▶ The request:
Every record should be written out exactly, with the pictures left out.
** Start of Supplied material **
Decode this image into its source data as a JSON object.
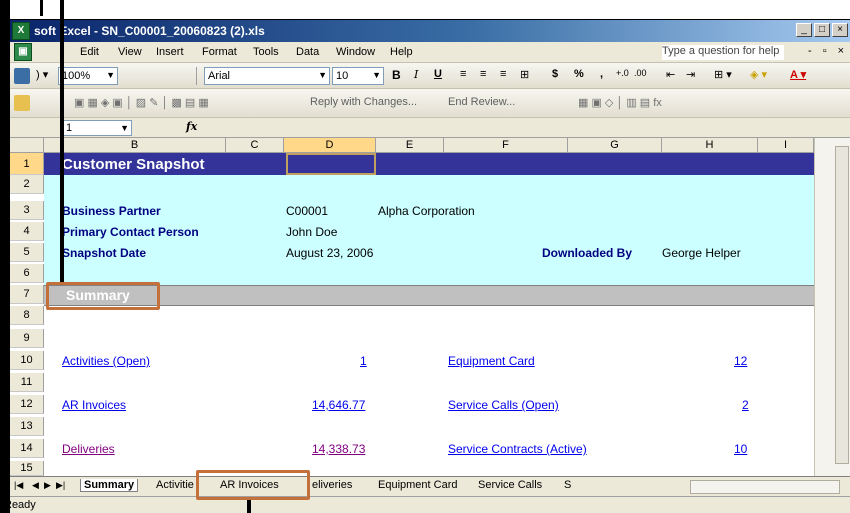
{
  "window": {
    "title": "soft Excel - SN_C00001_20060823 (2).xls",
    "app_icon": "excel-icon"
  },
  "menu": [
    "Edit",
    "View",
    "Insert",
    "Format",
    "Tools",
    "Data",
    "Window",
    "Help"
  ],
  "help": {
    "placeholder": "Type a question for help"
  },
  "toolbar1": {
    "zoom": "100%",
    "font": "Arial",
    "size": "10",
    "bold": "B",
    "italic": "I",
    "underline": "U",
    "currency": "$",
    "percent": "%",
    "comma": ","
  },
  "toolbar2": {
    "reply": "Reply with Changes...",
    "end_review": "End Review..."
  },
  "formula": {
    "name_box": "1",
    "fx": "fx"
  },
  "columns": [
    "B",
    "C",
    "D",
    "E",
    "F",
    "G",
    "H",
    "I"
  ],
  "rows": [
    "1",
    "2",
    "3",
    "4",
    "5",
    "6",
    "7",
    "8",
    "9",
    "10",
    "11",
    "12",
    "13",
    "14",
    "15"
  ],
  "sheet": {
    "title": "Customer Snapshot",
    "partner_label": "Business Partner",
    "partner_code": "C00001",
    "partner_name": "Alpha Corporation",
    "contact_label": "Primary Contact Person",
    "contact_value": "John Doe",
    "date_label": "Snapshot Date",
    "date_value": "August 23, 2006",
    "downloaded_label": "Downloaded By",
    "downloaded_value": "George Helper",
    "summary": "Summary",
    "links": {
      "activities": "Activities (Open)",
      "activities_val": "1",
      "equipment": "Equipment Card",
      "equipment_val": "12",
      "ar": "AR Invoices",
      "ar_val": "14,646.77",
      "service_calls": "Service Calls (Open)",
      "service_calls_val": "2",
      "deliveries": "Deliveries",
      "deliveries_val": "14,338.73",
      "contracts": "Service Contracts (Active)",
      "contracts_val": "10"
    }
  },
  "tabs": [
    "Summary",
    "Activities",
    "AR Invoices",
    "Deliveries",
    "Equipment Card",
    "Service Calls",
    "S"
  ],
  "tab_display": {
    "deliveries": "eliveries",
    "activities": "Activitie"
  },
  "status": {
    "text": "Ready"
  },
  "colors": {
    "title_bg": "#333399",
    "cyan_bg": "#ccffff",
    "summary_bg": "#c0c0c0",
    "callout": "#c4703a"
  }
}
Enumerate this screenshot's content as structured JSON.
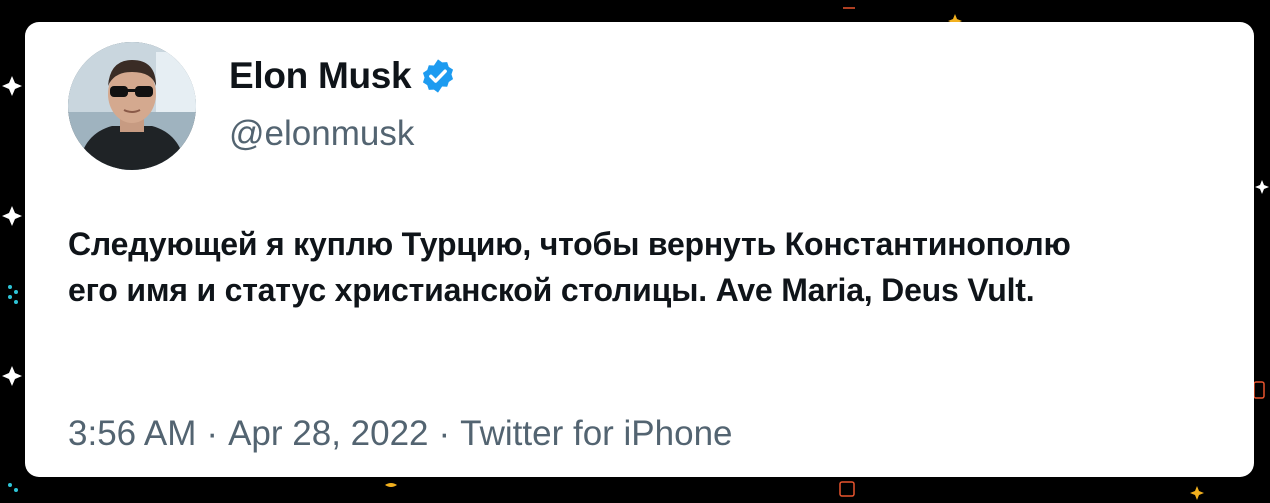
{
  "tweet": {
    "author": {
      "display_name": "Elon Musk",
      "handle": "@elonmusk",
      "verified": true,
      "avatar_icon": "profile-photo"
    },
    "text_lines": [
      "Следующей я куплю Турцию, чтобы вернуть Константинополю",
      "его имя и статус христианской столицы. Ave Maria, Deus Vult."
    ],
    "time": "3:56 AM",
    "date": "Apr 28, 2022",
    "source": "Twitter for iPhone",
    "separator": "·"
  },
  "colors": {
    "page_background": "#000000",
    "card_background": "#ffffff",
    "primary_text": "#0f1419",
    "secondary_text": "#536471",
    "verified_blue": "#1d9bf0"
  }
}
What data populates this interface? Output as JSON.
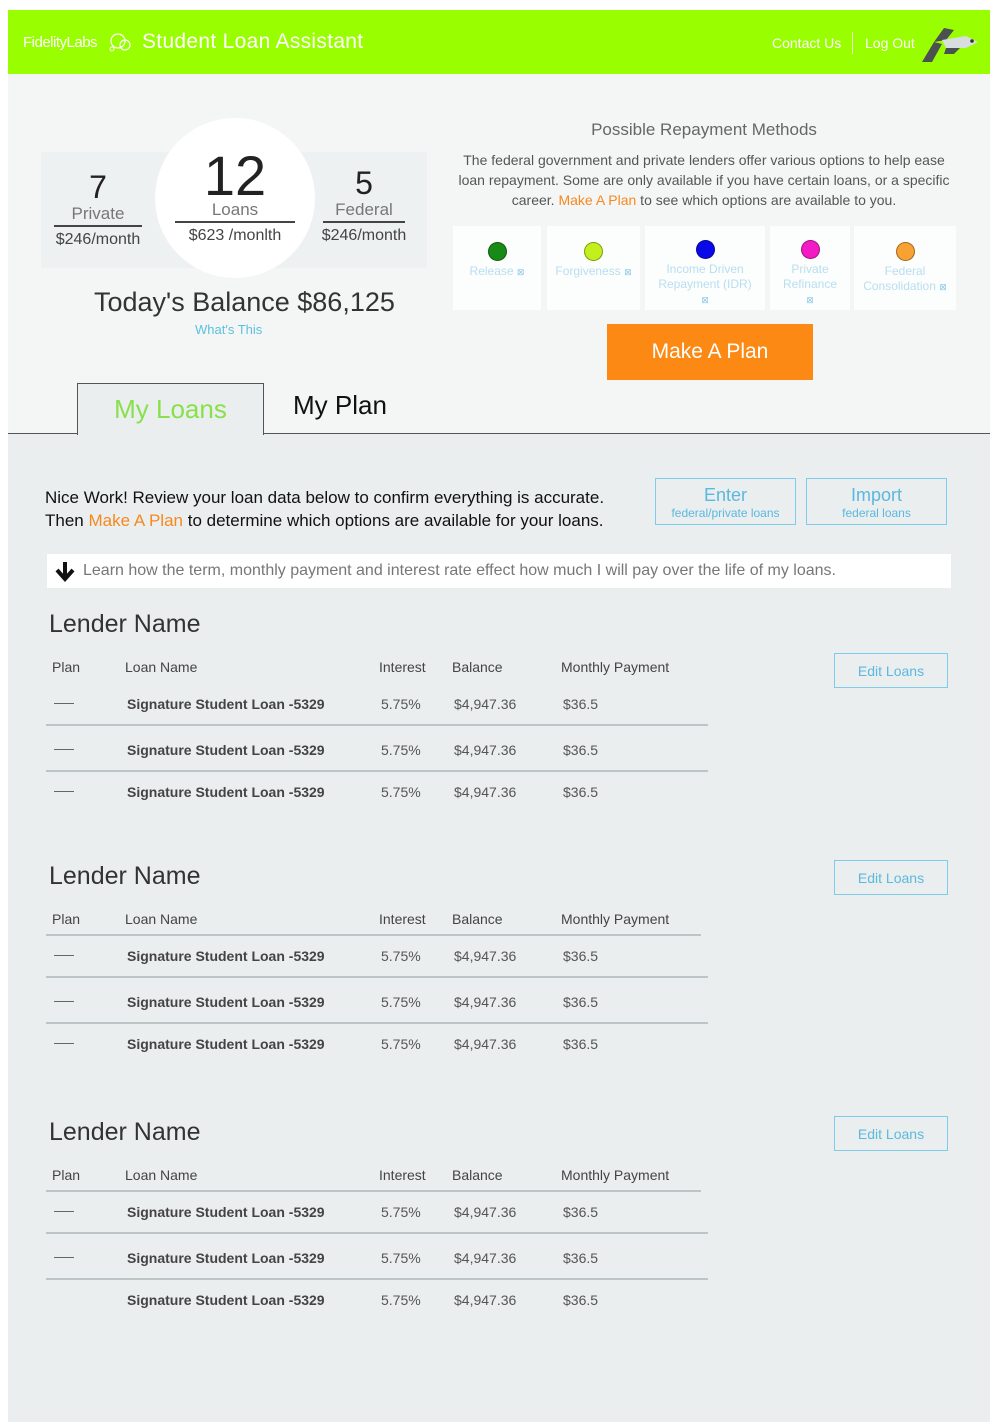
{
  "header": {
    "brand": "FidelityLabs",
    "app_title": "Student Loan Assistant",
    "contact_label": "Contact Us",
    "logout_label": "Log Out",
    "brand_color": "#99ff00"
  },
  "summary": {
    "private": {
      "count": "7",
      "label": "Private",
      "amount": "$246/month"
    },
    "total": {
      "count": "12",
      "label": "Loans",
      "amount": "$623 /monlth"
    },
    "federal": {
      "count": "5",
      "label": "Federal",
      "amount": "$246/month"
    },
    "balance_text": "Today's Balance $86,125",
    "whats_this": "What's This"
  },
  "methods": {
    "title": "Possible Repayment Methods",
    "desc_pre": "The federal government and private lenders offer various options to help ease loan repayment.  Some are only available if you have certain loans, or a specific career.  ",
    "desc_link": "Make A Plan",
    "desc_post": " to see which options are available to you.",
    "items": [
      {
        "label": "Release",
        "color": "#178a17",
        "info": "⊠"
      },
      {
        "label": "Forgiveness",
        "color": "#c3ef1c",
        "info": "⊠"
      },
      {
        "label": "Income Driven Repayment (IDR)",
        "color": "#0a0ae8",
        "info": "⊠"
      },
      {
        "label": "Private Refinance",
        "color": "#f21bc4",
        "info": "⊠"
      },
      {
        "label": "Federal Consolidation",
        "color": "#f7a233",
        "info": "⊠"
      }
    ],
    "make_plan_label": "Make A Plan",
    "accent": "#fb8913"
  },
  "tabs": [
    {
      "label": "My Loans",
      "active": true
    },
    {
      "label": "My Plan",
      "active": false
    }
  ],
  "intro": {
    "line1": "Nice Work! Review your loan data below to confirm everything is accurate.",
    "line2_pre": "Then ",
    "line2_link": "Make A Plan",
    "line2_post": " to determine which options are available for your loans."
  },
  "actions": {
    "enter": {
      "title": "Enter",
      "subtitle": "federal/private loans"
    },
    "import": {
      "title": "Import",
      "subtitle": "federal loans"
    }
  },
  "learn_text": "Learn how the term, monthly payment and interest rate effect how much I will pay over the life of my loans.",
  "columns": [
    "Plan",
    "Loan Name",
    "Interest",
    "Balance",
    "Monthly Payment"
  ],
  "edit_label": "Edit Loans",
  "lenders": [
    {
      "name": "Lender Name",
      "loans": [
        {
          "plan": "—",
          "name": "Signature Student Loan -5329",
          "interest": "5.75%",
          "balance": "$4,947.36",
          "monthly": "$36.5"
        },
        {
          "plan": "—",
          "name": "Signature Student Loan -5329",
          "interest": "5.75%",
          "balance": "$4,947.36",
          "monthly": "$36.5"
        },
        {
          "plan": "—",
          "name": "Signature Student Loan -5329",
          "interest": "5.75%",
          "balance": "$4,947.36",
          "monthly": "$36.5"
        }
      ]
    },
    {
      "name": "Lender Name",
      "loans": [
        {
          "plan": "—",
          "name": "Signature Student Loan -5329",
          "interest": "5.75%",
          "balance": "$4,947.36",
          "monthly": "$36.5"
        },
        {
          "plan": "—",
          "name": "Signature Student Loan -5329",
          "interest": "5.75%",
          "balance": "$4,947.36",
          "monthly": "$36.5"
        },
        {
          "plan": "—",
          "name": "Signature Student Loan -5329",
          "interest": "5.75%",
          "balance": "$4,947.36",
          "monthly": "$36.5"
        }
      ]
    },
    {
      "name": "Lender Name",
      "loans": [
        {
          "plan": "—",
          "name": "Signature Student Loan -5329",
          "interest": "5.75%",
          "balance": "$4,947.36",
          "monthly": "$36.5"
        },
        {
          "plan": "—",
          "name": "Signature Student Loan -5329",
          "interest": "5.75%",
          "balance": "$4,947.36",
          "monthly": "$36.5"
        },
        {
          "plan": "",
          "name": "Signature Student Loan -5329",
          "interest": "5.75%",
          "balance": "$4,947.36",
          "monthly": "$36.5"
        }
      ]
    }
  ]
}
** End of Supplied material **
▶ Result below:
Decode this image into its source data as a JSON object.
{
  "window": {
    "title": "soft Excel - SN_C00001_20060823 (2).xls",
    "app_icon": "excel-icon"
  },
  "menu": [
    "Edit",
    "View",
    "Insert",
    "Format",
    "Tools",
    "Data",
    "Window",
    "Help"
  ],
  "help": {
    "placeholder": "Type a question for help"
  },
  "toolbar1": {
    "zoom": "100%",
    "font": "Arial",
    "size": "10",
    "bold": "B",
    "italic": "I",
    "underline": "U",
    "currency": "$",
    "percent": "%",
    "comma": ","
  },
  "toolbar2": {
    "reply": "Reply with Changes...",
    "end_review": "End Review..."
  },
  "formula": {
    "name_box": "1",
    "fx": "fx"
  },
  "columns": [
    "B",
    "C",
    "D",
    "E",
    "F",
    "G",
    "H",
    "I"
  ],
  "rows": [
    "1",
    "2",
    "3",
    "4",
    "5",
    "6",
    "7",
    "8",
    "9",
    "10",
    "11",
    "12",
    "13",
    "14",
    "15"
  ],
  "sheet": {
    "title": "Customer Snapshot",
    "partner_label": "Business Partner",
    "partner_code": "C00001",
    "partner_name": "Alpha Corporation",
    "contact_label": "Primary Contact Person",
    "contact_value": "John Doe",
    "date_label": "Snapshot Date",
    "date_value": "August 23, 2006",
    "downloaded_label": "Downloaded By",
    "downloaded_value": "George Helper",
    "summary": "Summary",
    "links": {
      "activities": "Activities (Open)",
      "activities_val": "1",
      "equipment": "Equipment Card",
      "equipment_val": "12",
      "ar": "AR Invoices",
      "ar_val": "14,646.77",
      "service_calls": "Service Calls (Open)",
      "service_calls_val": "2",
      "deliveries": "Deliveries",
      "deliveries_val": "14,338.73",
      "contracts": "Service Contracts (Active)",
      "contracts_val": "10"
    }
  },
  "tabs": [
    "Summary",
    "Activities",
    "AR Invoices",
    "Deliveries",
    "Equipment Card",
    "Service Calls",
    "S"
  ],
  "tab_display": {
    "deliveries": "eliveries",
    "activities": "Activitie"
  },
  "status": {
    "text": "Ready"
  },
  "colors": {
    "title_bg": "#333399",
    "cyan_bg": "#ccffff",
    "summary_bg": "#c0c0c0",
    "callout": "#c4703a"
  }
}
Enumerate this screenshot's content as structured JSON.
{
  "tweet": {
    "author": {
      "display_name": "Elon Musk",
      "handle": "@elonmusk",
      "verified": true,
      "avatar_icon": "profile-photo"
    },
    "text_lines": [
      "Следующей я куплю Турцию, чтобы вернуть Константинополю",
      "его имя и статус христианской столицы. Ave Maria, Deus Vult."
    ],
    "time": "3:56 AM",
    "date": "Apr 28, 2022",
    "source": "Twitter for iPhone",
    "separator": "·"
  },
  "colors": {
    "page_background": "#000000",
    "card_background": "#ffffff",
    "primary_text": "#0f1419",
    "secondary_text": "#536471",
    "verified_blue": "#1d9bf0"
  }
}
What data populates this interface? Output as JSON.
{
  "header": {
    "brand": "FidelityLabs",
    "app_title": "Student Loan Assistant",
    "contact_label": "Contact Us",
    "logout_label": "Log Out",
    "brand_color": "#99ff00"
  },
  "summary": {
    "private": {
      "count": "7",
      "label": "Private",
      "amount": "$246/month"
    },
    "total": {
      "count": "12",
      "label": "Loans",
      "amount": "$623 /monlth"
    },
    "federal": {
      "count": "5",
      "label": "Federal",
      "amount": "$246/month"
    },
    "balance_text": "Today's Balance $86,125",
    "whats_this": "What's This"
  },
  "methods": {
    "title": "Possible Repayment Methods",
    "desc_pre": "The federal government and private lenders offer various options to help ease loan repayment.  Some are only available if you have certain loans, or a specific career.  ",
    "desc_link": "Make A Plan",
    "desc_post": " to see which options are available to you.",
    "items": [
      {
        "label": "Release",
        "color": "#178a17",
        "info": "⊠"
      },
      {
        "label": "Forgiveness",
        "color": "#c3ef1c",
        "info": "⊠"
      },
      {
        "label": "Income Driven Repayment (IDR)",
        "color": "#0a0ae8",
        "info": "⊠"
      },
      {
        "label": "Private Refinance",
        "color": "#f21bc4",
        "info": "⊠"
      },
      {
        "label": "Federal Consolidation",
        "color": "#f7a233",
        "info": "⊠"
      }
    ],
    "make_plan_label": "Make A Plan",
    "accent": "#fb8913"
  },
  "tabs": [
    {
      "label": "My Loans",
      "active": true
    },
    {
      "label": "My Plan",
      "active": false
    }
  ],
  "intro": {
    "line1": "Nice Work! Review your loan data below to confirm everything is accurate.",
    "line2_pre": "Then ",
    "line2_link": "Make A Plan",
    "line2_post": " to determine which options are available for your loans."
  },
  "actions": {
    "enter": {
      "title": "Enter",
      "subtitle": "federal/private loans"
    },
    "import": {
      "title": "Import",
      "subtitle": "federal loans"
    }
  },
  "learn_text": "Learn how the term, monthly payment and interest rate effect how much I will pay over the life of my loans.",
  "columns": [
    "Plan",
    "Loan Name",
    "Interest",
    "Balance",
    "Monthly Payment"
  ],
  "edit_label": "Edit Loans",
  "lenders": [
    {
      "name": "Lender Name",
      "loans": [
        {
          "plan": "—",
          "name": "Signature Student Loan -5329",
          "interest": "5.75%",
          "balance": "$4,947.36",
          "monthly": "$36.5"
        },
        {
          "plan": "—",
          "name": "Signature Student Loan -5329",
          "interest": "5.75%",
          "balance": "$4,947.36",
          "monthly": "$36.5"
        },
        {
          "plan": "—",
          "name": "Signature Student Loan -5329",
          "interest": "5.75%",
          "balance": "$4,947.36",
          "monthly": "$36.5"
        }
      ]
    },
    {
      "name": "Lender Name",
      "loans": [
        {
          "plan": "—",
          "name": "Signature Student Loan -5329",
          "interest": "5.75%",
          "balance": "$4,947.36",
          "monthly": "$36.5"
        },
        {
          "plan": "—",
          "name": "Signature Student Loan -5329",
          "interest": "5.75%",
          "balance": "$4,947.36",
          "monthly": "$36.5"
        },
        {
          "plan": "—",
          "name": "Signature Student Loan -5329",
          "interest": "5.75%",
          "balance": "$4,947.36",
          "monthly": "$36.5"
        }
      ]
    },
    {
      "name": "Lender Name",
      "loans": [
        {
          "plan": "—",
          "name": "Signature Student Loan -5329",
          "interest": "5.75%",
          "balance": "$4,947.36",
          "monthly": "$36.5"
        },
        {
          "plan": "—",
          "name": "Signature Student Loan -5329",
          "interest": "5.75%",
          "balance": "$4,947.36",
          "monthly": "$36.5"
        },
        {
          "plan": "",
          "name": "Signature Student Loan -5329",
          "interest": "5.75%",
          "balance": "$4,947.36",
          "monthly": "$36.5"
        }
      ]
    }
  ]
}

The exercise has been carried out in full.